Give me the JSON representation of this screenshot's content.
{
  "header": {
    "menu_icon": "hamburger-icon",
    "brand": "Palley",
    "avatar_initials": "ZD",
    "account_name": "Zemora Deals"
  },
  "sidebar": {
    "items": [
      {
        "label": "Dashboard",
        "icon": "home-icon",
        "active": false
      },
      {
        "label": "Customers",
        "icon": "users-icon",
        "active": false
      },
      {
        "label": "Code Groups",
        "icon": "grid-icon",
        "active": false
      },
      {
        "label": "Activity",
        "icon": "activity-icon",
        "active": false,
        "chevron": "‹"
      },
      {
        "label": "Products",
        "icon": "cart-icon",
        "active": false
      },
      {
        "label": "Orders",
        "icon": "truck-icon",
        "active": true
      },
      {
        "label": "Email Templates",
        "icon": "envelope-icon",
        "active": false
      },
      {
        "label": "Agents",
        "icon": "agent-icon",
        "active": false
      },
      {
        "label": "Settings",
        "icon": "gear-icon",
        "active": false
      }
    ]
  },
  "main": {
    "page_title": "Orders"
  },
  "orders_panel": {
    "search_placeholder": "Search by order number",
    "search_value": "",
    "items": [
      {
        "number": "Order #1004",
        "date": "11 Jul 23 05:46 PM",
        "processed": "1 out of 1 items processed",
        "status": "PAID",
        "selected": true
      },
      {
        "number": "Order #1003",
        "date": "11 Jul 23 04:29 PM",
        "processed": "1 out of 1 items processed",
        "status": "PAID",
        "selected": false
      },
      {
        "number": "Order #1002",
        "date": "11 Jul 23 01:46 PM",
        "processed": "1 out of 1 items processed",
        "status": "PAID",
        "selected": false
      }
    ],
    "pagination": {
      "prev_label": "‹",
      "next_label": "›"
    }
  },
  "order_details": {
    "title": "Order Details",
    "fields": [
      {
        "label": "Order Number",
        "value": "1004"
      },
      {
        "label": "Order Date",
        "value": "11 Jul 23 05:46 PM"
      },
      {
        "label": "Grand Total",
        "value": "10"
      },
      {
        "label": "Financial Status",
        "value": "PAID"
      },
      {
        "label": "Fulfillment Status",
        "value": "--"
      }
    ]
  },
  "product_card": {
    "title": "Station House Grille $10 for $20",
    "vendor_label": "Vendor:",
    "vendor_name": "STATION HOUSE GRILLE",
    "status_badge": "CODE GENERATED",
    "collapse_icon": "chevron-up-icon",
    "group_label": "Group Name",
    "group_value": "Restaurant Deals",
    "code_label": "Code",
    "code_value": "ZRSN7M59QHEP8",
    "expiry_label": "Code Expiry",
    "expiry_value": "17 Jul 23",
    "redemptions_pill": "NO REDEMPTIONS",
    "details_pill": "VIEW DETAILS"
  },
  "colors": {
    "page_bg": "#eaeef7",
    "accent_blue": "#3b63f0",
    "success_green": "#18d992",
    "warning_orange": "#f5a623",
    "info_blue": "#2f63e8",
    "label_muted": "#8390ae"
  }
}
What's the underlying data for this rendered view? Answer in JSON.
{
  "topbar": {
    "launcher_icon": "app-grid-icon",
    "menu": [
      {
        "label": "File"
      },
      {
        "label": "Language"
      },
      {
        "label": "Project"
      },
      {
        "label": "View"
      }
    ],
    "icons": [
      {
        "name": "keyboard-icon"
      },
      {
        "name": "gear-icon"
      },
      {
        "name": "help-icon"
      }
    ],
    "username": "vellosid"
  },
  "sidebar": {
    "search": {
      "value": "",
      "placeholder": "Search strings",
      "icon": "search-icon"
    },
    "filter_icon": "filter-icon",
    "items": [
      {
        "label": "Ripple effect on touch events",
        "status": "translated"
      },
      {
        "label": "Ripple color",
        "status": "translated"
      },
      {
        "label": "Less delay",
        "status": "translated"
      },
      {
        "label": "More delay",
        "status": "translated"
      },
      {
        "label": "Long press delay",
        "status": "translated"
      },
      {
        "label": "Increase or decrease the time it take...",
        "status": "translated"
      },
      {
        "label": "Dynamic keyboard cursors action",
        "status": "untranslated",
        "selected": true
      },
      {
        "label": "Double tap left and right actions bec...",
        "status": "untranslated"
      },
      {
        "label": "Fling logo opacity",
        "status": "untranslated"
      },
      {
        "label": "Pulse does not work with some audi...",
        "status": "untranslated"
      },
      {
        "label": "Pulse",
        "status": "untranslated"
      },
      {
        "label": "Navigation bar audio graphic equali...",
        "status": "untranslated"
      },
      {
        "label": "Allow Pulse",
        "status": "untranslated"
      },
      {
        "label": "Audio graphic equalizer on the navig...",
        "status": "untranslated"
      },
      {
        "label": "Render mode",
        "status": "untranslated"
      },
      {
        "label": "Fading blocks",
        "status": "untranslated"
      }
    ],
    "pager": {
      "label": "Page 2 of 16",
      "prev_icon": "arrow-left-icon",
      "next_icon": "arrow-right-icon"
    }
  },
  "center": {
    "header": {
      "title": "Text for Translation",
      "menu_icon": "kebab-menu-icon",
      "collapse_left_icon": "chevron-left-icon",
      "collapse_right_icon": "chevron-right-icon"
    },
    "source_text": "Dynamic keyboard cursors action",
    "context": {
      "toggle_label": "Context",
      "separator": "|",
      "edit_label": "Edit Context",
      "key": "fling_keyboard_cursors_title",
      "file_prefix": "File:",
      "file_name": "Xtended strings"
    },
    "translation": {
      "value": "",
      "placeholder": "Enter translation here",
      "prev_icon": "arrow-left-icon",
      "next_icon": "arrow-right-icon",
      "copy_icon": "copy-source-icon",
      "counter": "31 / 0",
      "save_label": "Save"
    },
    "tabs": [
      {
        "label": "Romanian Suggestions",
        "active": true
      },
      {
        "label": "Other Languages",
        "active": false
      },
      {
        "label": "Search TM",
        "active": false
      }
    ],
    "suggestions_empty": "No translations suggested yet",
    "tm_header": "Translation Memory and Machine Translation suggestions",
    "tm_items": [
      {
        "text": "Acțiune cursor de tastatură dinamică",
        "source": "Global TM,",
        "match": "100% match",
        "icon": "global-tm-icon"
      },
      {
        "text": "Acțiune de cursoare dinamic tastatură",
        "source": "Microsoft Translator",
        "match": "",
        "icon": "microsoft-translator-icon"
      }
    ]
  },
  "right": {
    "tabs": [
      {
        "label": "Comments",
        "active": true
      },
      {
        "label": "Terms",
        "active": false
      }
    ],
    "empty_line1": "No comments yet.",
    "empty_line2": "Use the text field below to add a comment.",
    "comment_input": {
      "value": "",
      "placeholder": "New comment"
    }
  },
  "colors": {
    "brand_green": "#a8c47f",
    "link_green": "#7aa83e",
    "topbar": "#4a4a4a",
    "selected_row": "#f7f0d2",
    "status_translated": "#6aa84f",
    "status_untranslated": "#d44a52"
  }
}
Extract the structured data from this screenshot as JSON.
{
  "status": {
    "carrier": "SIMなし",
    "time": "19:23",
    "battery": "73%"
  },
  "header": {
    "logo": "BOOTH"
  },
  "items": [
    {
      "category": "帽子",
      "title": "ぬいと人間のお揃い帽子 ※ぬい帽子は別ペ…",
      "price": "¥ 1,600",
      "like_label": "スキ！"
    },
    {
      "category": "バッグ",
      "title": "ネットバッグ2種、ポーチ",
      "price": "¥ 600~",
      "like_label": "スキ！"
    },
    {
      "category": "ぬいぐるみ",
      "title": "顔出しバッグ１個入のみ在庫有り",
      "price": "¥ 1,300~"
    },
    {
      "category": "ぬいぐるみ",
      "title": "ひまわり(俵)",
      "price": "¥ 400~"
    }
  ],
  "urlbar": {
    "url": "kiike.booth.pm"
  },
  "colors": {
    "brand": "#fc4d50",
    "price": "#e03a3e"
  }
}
•••••
* **WHAT IS BEING ASKED**: Copy out the full set of records precisely, leaving nothing out.

* **RESULT**:
Give me the JSON representation of this screenshot's content.
{
  "header": {
    "menu_icon": "hamburger-icon",
    "brand": "Palley",
    "avatar_initials": "ZD",
    "account_name": "Zemora Deals"
  },
  "sidebar": {
    "items": [
      {
        "label": "Dashboard",
        "icon": "home-icon",
        "active": false
      },
      {
        "label": "Customers",
        "icon": "users-icon",
        "active": false
      },
      {
        "label": "Code Groups",
        "icon": "grid-icon",
        "active": false
      },
      {
        "label": "Activity",
        "icon": "activity-icon",
        "active": false,
        "chevron": "‹"
      },
      {
        "label": "Products",
        "icon": "cart-icon",
        "active": false
      },
      {
        "label": "Orders",
        "icon": "truck-icon",
        "active": true
      },
      {
        "label": "Email Templates",
        "icon": "envelope-icon",
        "active": false
      },
      {
        "label": "Agents",
        "icon": "agent-icon",
        "active": false
      },
      {
        "label": "Settings",
        "icon": "gear-icon",
        "active": false
      }
    ]
  },
  "main": {
    "page_title": "Orders"
  },
  "orders_panel": {
    "search_placeholder": "Search by order number",
    "search_value": "",
    "items": [
      {
        "number": "Order #1004",
        "date": "11 Jul 23 05:46 PM",
        "processed": "1 out of 1 items processed",
        "status": "PAID",
        "selected": true
      },
      {
        "number": "Order #1003",
        "date": "11 Jul 23 04:29 PM",
        "processed": "1 out of 1 items processed",
        "status": "PAID",
        "selected": false
      },
      {
        "number": "Order #1002",
        "date": "11 Jul 23 01:46 PM",
        "processed": "1 out of 1 items processed",
        "status": "PAID",
        "selected": false
      }
    ],
    "pagination": {
      "prev_label": "‹",
      "next_label": "›"
    }
  },
  "order_details": {
    "title": "Order Details",
    "fields": [
      {
        "label": "Order Number",
        "value": "1004"
      },
      {
        "label": "Order Date",
        "value": "11 Jul 23 05:46 PM"
      },
      {
        "label": "Grand Total",
        "value": "10"
      },
      {
        "label": "Financial Status",
        "value": "PAID"
      },
      {
        "label": "Fulfillment Status",
        "value": "--"
      }
    ]
  },
  "product_card": {
    "title": "Station House Grille $10 for $20",
    "vendor_label": "Vendor:",
    "vendor_name": "STATION HOUSE GRILLE",
    "status_badge": "CODE GENERATED",
    "collapse_icon": "chevron-up-icon",
    "group_label": "Group Name",
    "group_value": "Restaurant Deals",
    "code_label": "Code",
    "code_value": "ZRSN7M59QHEP8",
    "expiry_label": "Code Expiry",
    "expiry_value": "17 Jul 23",
    "redemptions_pill": "NO REDEMPTIONS",
    "details_pill": "VIEW DETAILS"
  },
  "colors": {
    "page_bg": "#eaeef7",
    "accent_blue": "#3b63f0",
    "success_green": "#18d992",
    "warning_orange": "#f5a623",
    "info_blue": "#2f63e8",
    "label_muted": "#8390ae"
  }
}
What's the underlying data for this rendered view? Answer in JSON.
{
  "topbar": {
    "launcher_icon": "app-grid-icon",
    "menu": [
      {
        "label": "File"
      },
      {
        "label": "Language"
      },
      {
        "label": "Project"
      },
      {
        "label": "View"
      }
    ],
    "icons": [
      {
        "name": "keyboard-icon"
      },
      {
        "name": "gear-icon"
      },
      {
        "name": "help-icon"
      }
    ],
    "username": "vellosid"
  },
  "sidebar": {
    "search": {
      "value": "",
      "placeholder": "Search strings",
      "icon": "search-icon"
    },
    "filter_icon": "filter-icon",
    "items": [
      {
        "label": "Ripple effect on touch events",
        "status": "translated"
      },
      {
        "label": "Ripple color",
        "status": "translated"
      },
      {
        "label": "Less delay",
        "status": "translated"
      },
      {
        "label": "More delay",
        "status": "translated"
      },
      {
        "label": "Long press delay",
        "status": "translated"
      },
      {
        "label": "Increase or decrease the time it take...",
        "status": "translated"
      },
      {
        "label": "Dynamic keyboard cursors action",
        "status": "untranslated",
        "selected": true
      },
      {
        "label": "Double tap left and right actions bec...",
        "status": "untranslated"
      },
      {
        "label": "Fling logo opacity",
        "status": "untranslated"
      },
      {
        "label": "Pulse does not work with some audi...",
        "status": "untranslated"
      },
      {
        "label": "Pulse",
        "status": "untranslated"
      },
      {
        "label": "Navigation bar audio graphic equali...",
        "status": "untranslated"
      },
      {
        "label": "Allow Pulse",
        "status": "untranslated"
      },
      {
        "label": "Audio graphic equalizer on the navig...",
        "status": "untranslated"
      },
      {
        "label": "Render mode",
        "status": "untranslated"
      },
      {
        "label": "Fading blocks",
        "status": "untranslated"
      }
    ],
    "pager": {
      "label": "Page 2 of 16",
      "prev_icon": "arrow-left-icon",
      "next_icon": "arrow-right-icon"
    }
  },
  "center": {
    "header": {
      "title": "Text for Translation",
      "menu_icon": "kebab-menu-icon",
      "collapse_left_icon": "chevron-left-icon",
      "collapse_right_icon": "chevron-right-icon"
    },
    "source_text": "Dynamic keyboard cursors action",
    "context": {
      "toggle_label": "Context",
      "separator": "|",
      "edit_label": "Edit Context",
      "key": "fling_keyboard_cursors_title",
      "file_prefix": "File:",
      "file_name": "Xtended strings"
    },
    "translation": {
      "value": "",
      "placeholder": "Enter translation here",
      "prev_icon": "arrow-left-icon",
      "next_icon": "arrow-right-icon",
      "copy_icon": "copy-source-icon",
      "counter": "31 / 0",
      "save_label": "Save"
    },
    "tabs": [
      {
        "label": "Romanian Suggestions",
        "active": true
      },
      {
        "label": "Other Languages",
        "active": false
      },
      {
        "label": "Search TM",
        "active": false
      }
    ],
    "suggestions_empty": "No translations suggested yet",
    "tm_header": "Translation Memory and Machine Translation suggestions",
    "tm_items": [
      {
        "text": "Acțiune cursor de tastatură dinamică",
        "source": "Global TM,",
        "match": "100% match",
        "icon": "global-tm-icon"
      },
      {
        "text": "Acțiune de cursoare dinamic tastatură",
        "source": "Microsoft Translator",
        "match": "",
        "icon": "microsoft-translator-icon"
      }
    ]
  },
  "right": {
    "tabs": [
      {
        "label": "Comments",
        "active": true
      },
      {
        "label": "Terms",
        "active": false
      }
    ],
    "empty_line1": "No comments yet.",
    "empty_line2": "Use the text field below to add a comment.",
    "comment_input": {
      "value": "",
      "placeholder": "New comment"
    }
  },
  "colors": {
    "brand_green": "#a8c47f",
    "link_green": "#7aa83e",
    "topbar": "#4a4a4a",
    "selected_row": "#f7f0d2",
    "status_translated": "#6aa84f",
    "status_untranslated": "#d44a52"
  }
}
Extract the structured data from this screenshot as JSON.
{
  "status": {
    "carrier": "SIMなし",
    "time": "19:23",
    "battery": "73%"
  },
  "header": {
    "logo": "BOOTH"
  },
  "items": [
    {
      "category": "帽子",
      "title": "ぬいと人間のお揃い帽子 ※ぬい帽子は別ペ…",
      "price": "¥ 1,600",
      "like_label": "スキ！"
    },
    {
      "category": "バッグ",
      "title": "ネットバッグ2種、ポーチ",
      "price": "¥ 600~",
      "like_label": "スキ！"
    },
    {
      "category": "ぬいぐるみ",
      "title": "顔出しバッグ１個入のみ在庫有り",
      "price": "¥ 1,300~"
    },
    {
      "category": "ぬいぐるみ",
      "title": "ひまわり(俵)",
      "price": "¥ 400~"
    }
  ],
  "urlbar": {
    "url": "kiike.booth.pm"
  },
  "colors": {
    "brand": "#fc4d50",
    "price": "#e03a3e"
  }
}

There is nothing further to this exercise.